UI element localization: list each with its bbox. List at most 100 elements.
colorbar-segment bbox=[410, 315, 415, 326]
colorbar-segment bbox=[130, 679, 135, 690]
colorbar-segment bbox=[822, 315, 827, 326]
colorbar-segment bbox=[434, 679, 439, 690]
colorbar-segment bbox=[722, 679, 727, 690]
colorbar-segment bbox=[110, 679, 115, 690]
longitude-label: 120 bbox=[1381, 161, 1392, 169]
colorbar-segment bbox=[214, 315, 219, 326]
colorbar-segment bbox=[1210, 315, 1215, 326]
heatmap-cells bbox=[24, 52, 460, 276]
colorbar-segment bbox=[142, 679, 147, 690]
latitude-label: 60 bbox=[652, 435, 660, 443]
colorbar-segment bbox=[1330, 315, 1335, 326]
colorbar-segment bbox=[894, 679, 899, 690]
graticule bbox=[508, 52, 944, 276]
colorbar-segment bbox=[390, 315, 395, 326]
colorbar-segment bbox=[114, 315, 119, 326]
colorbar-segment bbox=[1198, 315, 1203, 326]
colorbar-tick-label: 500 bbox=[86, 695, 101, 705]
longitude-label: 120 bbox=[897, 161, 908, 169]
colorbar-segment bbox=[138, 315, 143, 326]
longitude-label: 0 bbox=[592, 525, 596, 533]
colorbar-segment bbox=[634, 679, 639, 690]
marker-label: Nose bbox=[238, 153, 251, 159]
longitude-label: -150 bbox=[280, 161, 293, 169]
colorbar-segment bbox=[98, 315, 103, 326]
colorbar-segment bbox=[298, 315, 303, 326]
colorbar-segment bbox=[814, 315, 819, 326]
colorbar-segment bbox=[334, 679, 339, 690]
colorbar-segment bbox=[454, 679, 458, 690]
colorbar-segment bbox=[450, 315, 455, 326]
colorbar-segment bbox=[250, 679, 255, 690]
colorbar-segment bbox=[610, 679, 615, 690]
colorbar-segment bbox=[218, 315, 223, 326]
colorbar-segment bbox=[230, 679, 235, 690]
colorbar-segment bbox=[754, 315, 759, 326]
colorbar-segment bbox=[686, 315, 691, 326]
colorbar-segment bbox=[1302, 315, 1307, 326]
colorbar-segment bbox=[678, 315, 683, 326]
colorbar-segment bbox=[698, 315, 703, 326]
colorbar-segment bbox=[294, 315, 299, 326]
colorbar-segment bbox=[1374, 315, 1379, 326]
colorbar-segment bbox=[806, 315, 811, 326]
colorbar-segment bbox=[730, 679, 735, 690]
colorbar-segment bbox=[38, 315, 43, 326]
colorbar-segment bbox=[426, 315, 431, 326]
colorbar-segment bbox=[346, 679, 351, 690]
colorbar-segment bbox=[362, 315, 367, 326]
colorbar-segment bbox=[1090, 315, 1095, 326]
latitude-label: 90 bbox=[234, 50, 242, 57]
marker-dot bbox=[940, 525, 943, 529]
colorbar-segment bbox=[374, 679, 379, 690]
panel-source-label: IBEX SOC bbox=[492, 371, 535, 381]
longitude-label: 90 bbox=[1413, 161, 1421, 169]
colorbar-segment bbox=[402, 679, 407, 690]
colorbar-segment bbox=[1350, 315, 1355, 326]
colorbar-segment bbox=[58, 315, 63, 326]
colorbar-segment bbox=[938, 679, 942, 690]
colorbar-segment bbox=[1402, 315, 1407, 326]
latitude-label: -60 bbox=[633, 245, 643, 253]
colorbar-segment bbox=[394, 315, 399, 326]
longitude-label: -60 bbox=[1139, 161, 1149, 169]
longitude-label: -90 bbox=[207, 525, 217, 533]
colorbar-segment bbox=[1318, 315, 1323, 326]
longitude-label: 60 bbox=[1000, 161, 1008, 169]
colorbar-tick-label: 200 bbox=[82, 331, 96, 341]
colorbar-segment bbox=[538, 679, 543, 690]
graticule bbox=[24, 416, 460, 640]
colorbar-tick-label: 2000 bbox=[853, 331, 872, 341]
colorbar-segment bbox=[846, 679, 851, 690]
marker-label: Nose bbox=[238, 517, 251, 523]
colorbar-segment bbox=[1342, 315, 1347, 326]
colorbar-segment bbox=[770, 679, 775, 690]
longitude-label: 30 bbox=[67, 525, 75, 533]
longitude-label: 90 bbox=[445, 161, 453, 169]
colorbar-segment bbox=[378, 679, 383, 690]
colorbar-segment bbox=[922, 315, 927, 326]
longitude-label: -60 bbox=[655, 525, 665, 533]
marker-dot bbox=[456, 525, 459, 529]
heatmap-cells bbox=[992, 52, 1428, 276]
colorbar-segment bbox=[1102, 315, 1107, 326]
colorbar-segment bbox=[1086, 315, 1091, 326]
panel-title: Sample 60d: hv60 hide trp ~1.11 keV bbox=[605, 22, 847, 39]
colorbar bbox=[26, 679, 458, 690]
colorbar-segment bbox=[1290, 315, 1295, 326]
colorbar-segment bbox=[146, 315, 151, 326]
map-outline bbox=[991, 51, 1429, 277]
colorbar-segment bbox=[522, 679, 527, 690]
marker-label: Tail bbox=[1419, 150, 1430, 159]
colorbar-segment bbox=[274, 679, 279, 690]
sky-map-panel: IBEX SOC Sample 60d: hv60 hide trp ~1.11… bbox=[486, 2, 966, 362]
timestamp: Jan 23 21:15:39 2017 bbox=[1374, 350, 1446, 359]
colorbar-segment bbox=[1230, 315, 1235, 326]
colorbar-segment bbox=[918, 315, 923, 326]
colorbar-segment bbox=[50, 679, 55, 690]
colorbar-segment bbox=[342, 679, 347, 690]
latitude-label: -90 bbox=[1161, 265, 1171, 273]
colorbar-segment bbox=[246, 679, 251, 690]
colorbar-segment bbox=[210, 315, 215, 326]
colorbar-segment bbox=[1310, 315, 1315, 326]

------------------------------------------------

→ Exercise directions: From the data above, pull out every line that contains the word "marker".

→ Exercise response:
marker-label: Nose bbox=[238, 153, 251, 159]
marker-dot bbox=[940, 525, 943, 529]
marker-label: Nose bbox=[238, 517, 251, 523]
marker-dot bbox=[456, 525, 459, 529]
marker-label: Tail bbox=[1419, 150, 1430, 159]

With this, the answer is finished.